◆ **Task instructions**
Without pictures, output exactly the lines running from the line containing "What data populates" to the end of the listing below.

◆ **The data**
□ □ □
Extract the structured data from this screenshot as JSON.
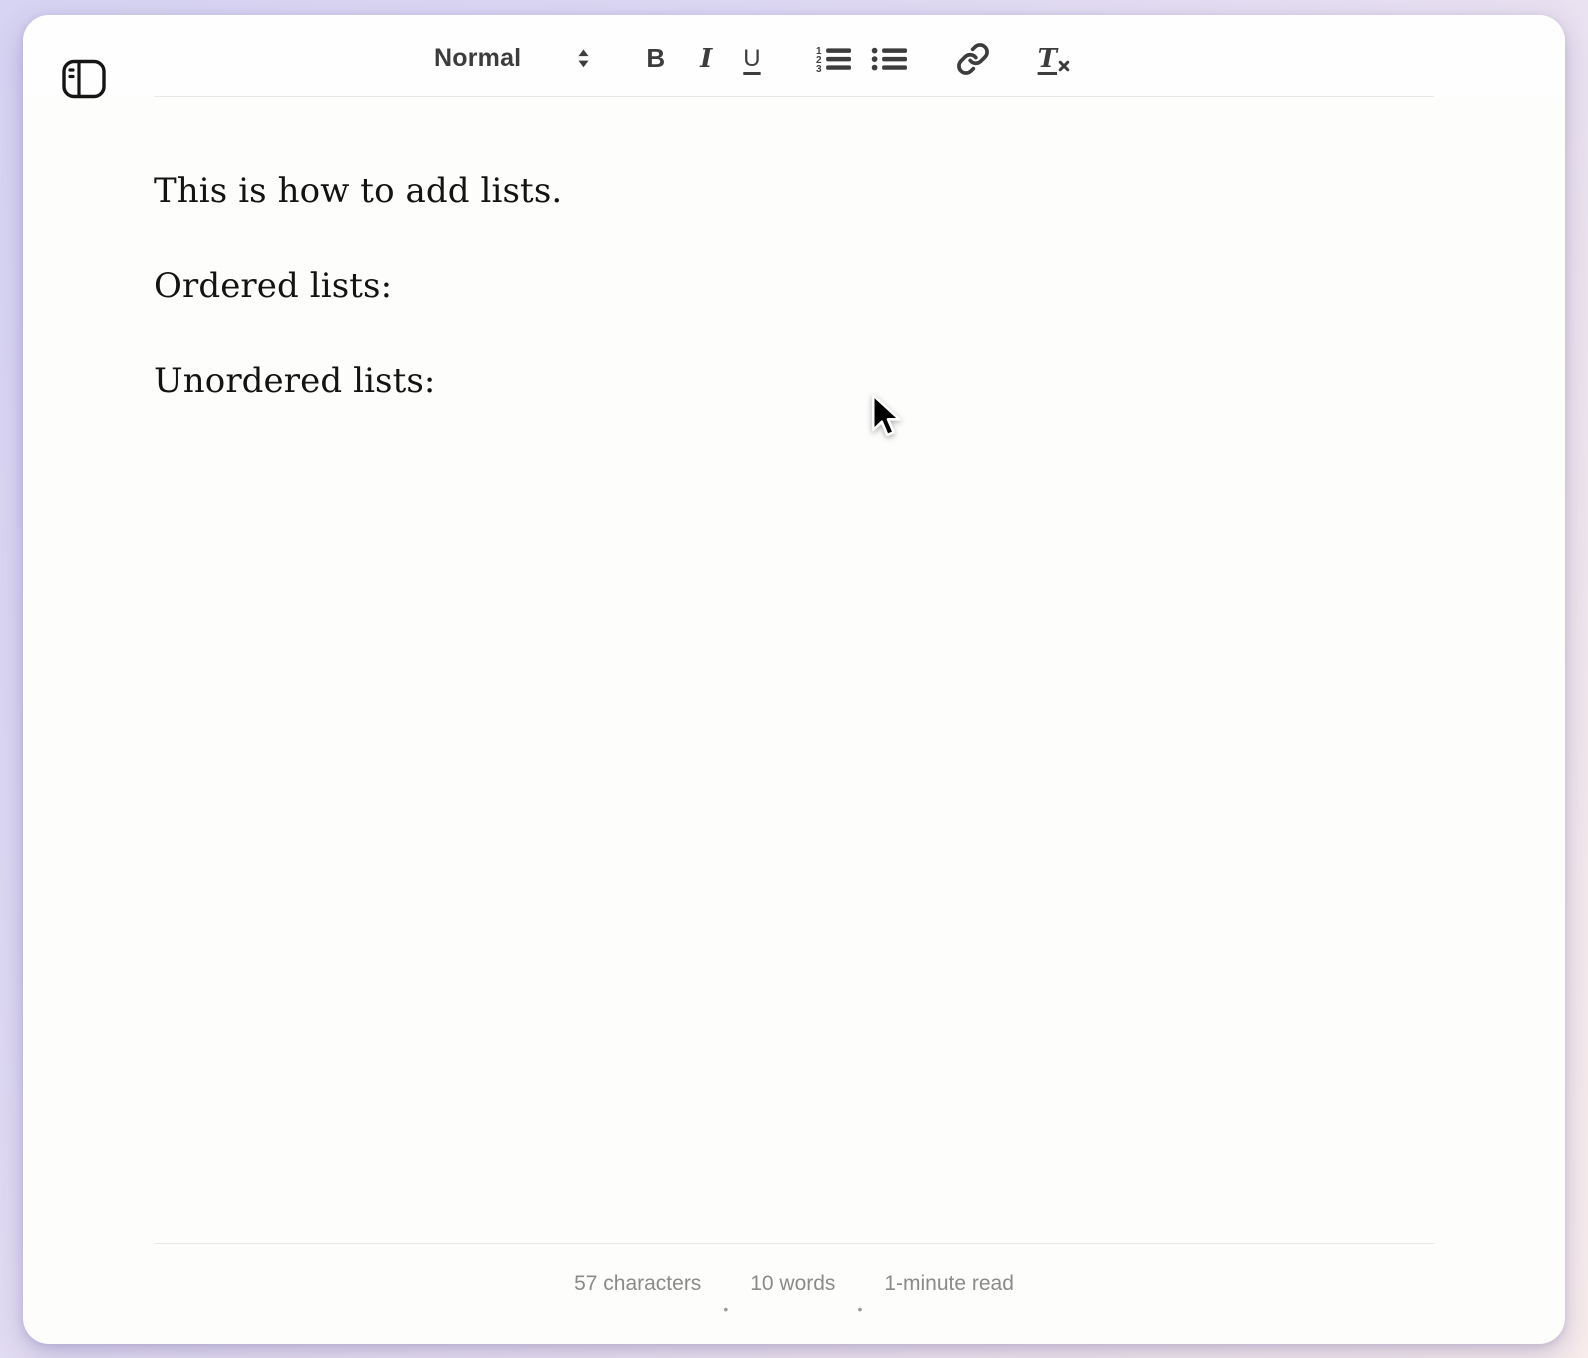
{
  "colors": {
    "frame_gradient_start": "#d7d3f2",
    "frame_gradient_end": "#f8ecec",
    "card_background": "#fdfdfc",
    "toolbar_icon": "#3d3d3d",
    "divider": "#e9e8e4",
    "body_text": "#131313",
    "footer_text": "#8a8a8a"
  },
  "sidebar_toggle": {
    "icon": "sidebar-toggle-icon"
  },
  "toolbar": {
    "style_selector": {
      "value": "Normal",
      "icon": "chevron-up-down-icon"
    },
    "bold_label": "B",
    "italic_label": "I",
    "underline_label": "U",
    "clear_format_t": "T",
    "ordered_list_numbers": [
      "1",
      "2",
      "3"
    ],
    "icons": [
      "ordered-list-icon",
      "bullet-list-icon",
      "link-icon",
      "clear-formatting-icon"
    ]
  },
  "editor": {
    "paragraphs": [
      "This is how to add lists.",
      "Ordered lists:",
      "Unordered lists:"
    ]
  },
  "footer": {
    "characters": "57 characters",
    "separator1": "•",
    "words": "10 words",
    "separator2": "•",
    "read_time": "1-minute read"
  }
}
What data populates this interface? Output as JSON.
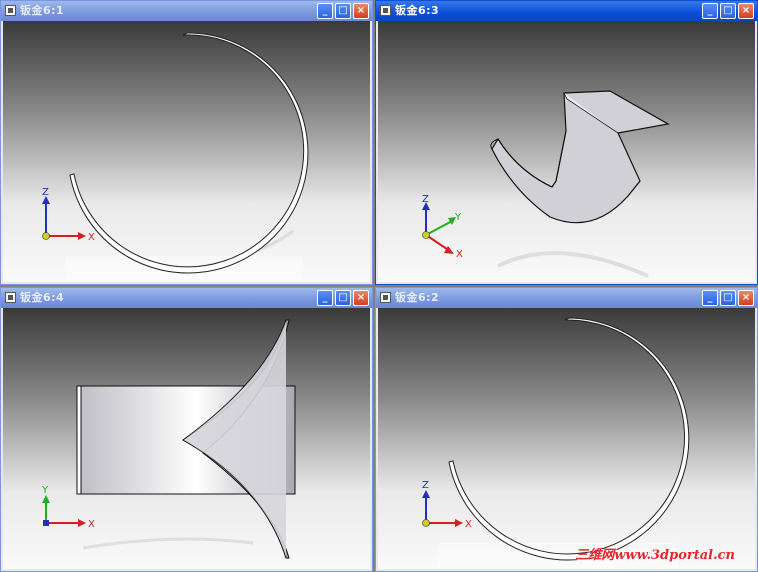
{
  "windows": {
    "w1": {
      "title": "钣金6:1"
    },
    "w3": {
      "title": "钣金6:3"
    },
    "w4": {
      "title": "钣金6:4"
    },
    "w2": {
      "title": "钣金6:2"
    }
  },
  "buttons": {
    "minimize": "_",
    "maximize": "□",
    "close": "×"
  },
  "axes": {
    "x": "X",
    "y": "Y",
    "z": "Z"
  },
  "watermark": "三维网www.3dportal.cn",
  "colors": {
    "active_title": "#0a4fd6",
    "inactive_title": "#7a96df",
    "axis_x": "#d42020",
    "axis_y": "#20b020",
    "axis_z": "#2030c0"
  }
}
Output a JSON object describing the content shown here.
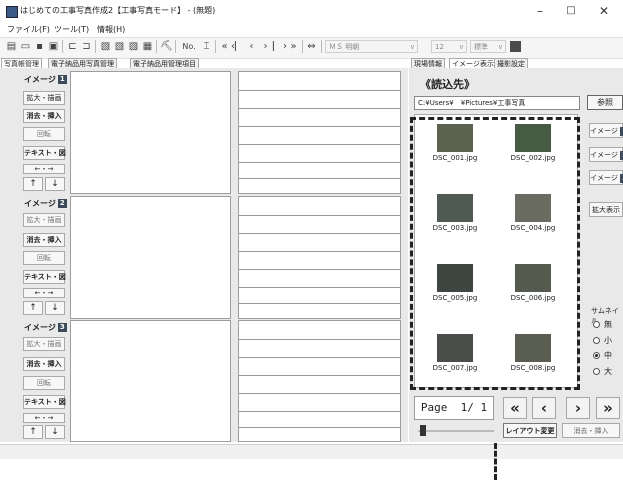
□ □ □
◆ **Exercise solution**
What data populates this interface? Output as JSON.
{
  "windows": {
    "w1": {
      "title": "钣金6:1"
    },
    "w3": {
      "title": "钣金6:3"
    },
    "w4": {
      "title": "钣金6:4"
    },
    "w2": {
      "title": "钣金6:2"
    }
  },
  "buttons": {
    "minimize": "_",
    "maximize": "□",
    "close": "×"
  },
  "axes": {
    "x": "X",
    "y": "Y",
    "z": "Z"
  },
  "watermark": "三维网www.3dportal.cn",
  "colors": {
    "active_title": "#0a4fd6",
    "inactive_title": "#7a96df",
    "axis_x": "#d42020",
    "axis_y": "#20b020",
    "axis_z": "#2030c0"
  }
}
Output a JSON object describing the content shown here.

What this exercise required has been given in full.